Records that describe figures
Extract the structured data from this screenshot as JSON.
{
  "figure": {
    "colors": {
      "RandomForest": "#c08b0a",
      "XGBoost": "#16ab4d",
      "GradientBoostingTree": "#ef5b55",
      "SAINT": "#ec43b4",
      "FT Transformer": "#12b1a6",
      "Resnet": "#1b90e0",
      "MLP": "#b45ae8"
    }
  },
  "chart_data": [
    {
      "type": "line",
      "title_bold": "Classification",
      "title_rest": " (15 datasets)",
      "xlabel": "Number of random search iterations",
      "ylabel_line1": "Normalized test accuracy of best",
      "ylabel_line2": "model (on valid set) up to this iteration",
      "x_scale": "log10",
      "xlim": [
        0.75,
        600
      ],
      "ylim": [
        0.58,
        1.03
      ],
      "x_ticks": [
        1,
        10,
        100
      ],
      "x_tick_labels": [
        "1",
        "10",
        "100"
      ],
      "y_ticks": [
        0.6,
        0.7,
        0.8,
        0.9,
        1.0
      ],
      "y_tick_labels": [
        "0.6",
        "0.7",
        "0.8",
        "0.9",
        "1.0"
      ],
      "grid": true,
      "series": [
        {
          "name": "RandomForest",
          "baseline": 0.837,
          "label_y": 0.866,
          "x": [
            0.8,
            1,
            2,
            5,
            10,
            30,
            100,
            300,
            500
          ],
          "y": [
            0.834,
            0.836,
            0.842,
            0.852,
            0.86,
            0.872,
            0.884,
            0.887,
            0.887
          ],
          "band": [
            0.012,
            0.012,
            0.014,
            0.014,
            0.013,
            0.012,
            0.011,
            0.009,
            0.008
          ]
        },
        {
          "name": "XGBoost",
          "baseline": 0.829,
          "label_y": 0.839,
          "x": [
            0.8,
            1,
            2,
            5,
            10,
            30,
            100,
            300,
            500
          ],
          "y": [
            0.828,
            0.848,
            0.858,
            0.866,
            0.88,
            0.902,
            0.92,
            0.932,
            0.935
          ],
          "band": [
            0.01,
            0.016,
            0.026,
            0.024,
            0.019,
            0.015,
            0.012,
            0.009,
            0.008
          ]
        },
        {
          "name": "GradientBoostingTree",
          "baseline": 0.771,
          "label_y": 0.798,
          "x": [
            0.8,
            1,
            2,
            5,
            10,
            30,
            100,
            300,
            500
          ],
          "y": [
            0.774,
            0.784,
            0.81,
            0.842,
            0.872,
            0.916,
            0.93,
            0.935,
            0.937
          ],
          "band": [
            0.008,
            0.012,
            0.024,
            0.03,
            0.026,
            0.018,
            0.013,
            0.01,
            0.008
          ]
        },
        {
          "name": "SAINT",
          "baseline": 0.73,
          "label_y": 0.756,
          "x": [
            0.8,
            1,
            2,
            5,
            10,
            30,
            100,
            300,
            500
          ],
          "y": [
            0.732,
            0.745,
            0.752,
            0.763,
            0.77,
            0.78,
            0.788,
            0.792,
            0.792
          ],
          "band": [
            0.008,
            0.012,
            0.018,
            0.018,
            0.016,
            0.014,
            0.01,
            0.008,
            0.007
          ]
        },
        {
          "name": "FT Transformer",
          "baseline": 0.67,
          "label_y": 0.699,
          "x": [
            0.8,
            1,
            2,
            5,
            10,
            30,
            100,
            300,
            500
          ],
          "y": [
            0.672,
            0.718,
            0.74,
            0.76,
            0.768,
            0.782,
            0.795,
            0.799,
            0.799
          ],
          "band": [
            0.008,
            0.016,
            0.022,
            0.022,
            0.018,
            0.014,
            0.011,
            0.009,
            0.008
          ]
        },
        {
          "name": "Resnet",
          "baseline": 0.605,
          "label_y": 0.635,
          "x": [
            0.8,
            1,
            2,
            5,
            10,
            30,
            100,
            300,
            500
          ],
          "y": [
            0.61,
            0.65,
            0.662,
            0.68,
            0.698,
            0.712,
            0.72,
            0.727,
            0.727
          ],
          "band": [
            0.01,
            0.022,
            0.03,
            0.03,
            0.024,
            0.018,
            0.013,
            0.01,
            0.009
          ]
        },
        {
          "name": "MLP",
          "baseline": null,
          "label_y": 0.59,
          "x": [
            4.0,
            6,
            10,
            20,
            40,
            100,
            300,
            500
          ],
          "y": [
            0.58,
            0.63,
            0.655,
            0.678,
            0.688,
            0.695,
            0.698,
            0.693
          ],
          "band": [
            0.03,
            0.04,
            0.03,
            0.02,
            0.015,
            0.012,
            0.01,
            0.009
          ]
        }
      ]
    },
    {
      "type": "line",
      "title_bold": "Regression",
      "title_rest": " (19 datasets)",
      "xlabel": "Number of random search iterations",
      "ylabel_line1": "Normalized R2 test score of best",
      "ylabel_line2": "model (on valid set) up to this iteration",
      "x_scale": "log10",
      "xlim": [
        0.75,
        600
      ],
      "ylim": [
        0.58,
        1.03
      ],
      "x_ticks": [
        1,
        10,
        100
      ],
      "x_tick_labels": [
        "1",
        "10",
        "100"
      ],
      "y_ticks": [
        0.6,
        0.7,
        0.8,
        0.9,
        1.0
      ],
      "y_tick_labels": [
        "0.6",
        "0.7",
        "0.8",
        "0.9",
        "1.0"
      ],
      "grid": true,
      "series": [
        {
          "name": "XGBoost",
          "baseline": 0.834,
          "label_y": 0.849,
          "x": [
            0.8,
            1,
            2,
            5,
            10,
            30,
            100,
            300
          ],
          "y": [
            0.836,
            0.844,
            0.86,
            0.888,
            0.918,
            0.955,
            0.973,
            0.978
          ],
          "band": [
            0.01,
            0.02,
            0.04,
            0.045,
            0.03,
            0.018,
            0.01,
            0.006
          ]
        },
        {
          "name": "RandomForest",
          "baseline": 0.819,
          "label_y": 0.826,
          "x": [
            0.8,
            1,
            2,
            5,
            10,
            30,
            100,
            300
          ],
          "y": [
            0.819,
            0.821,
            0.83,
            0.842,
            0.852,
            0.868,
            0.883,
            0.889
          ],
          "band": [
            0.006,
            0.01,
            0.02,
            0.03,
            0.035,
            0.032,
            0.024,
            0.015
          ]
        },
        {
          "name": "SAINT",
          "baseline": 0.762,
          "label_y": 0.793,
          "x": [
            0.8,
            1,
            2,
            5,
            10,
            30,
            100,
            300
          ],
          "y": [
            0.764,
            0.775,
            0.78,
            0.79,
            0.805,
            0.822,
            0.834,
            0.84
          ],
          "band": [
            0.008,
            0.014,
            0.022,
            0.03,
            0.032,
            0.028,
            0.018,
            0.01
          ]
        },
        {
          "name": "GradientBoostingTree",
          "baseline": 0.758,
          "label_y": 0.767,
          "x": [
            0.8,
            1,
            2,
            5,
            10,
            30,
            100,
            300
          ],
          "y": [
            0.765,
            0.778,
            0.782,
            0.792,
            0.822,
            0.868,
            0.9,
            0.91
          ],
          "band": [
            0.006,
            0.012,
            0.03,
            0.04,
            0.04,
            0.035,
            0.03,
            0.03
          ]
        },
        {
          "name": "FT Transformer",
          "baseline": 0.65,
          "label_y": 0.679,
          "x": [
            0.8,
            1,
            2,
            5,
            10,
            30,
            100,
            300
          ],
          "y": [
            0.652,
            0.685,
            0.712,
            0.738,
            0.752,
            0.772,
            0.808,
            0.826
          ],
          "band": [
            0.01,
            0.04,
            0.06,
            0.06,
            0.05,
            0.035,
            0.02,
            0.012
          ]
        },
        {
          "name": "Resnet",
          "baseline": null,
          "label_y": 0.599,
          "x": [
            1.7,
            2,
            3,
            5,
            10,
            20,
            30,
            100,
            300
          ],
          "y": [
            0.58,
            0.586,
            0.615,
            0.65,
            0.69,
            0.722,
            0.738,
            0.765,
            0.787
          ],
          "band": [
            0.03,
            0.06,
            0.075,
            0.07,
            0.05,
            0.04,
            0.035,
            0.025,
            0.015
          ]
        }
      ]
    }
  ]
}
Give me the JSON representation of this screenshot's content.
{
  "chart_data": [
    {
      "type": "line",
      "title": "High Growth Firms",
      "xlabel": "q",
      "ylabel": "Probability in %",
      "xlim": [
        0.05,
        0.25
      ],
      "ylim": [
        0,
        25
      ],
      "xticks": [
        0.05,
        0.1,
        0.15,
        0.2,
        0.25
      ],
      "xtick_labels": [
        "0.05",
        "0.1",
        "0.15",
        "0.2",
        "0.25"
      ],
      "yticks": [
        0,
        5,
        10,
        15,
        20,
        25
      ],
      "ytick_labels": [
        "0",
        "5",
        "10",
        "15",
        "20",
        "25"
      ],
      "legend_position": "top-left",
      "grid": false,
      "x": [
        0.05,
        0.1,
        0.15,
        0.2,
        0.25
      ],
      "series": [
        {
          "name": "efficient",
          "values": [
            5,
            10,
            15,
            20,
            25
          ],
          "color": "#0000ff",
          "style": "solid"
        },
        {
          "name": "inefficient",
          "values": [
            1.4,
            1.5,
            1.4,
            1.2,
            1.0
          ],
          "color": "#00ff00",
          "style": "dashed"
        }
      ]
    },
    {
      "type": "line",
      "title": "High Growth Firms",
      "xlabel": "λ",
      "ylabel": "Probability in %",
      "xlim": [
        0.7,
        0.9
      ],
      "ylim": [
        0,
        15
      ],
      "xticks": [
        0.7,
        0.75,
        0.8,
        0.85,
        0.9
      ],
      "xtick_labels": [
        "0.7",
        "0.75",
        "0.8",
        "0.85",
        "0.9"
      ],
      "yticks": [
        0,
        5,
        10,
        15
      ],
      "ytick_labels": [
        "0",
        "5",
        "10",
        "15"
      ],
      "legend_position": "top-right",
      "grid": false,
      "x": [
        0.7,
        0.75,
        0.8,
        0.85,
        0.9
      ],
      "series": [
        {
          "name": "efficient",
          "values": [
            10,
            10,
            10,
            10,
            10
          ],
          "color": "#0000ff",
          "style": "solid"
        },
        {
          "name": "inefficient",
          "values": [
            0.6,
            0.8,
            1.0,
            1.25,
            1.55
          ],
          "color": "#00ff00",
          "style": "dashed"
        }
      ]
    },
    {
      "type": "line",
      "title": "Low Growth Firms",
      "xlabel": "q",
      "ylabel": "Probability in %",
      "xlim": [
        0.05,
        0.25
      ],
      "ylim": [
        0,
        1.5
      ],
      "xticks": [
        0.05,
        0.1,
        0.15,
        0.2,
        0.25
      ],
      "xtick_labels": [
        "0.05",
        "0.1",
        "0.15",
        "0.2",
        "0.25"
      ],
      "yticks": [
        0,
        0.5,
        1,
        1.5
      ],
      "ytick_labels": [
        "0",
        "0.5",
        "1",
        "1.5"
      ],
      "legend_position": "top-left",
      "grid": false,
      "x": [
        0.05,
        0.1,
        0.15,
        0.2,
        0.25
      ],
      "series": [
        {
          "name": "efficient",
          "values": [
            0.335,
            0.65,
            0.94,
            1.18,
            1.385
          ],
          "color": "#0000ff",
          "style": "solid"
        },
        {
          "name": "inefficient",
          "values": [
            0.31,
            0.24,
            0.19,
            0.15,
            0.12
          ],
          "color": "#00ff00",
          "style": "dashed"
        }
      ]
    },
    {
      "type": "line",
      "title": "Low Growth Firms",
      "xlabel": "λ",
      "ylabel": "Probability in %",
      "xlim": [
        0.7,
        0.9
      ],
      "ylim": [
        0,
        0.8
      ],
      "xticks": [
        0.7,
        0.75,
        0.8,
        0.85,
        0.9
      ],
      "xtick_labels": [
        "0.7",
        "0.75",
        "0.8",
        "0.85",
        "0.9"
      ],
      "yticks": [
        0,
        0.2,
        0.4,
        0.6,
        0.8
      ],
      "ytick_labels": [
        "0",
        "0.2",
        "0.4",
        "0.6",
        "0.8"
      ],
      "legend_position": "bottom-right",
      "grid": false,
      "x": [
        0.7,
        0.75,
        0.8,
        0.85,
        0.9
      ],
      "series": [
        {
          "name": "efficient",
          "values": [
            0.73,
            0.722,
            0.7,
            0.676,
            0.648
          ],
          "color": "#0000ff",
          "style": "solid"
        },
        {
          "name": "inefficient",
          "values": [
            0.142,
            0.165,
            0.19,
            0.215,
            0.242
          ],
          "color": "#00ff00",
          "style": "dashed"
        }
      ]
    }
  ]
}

- WHAT THE EXERCISE ASKS:
Show all lines above holding "screenshot".

- EXERCISE ANSWER:
Extract the structured data from this screenshot as JSON.
Give me the JSON representation of this screenshot's content.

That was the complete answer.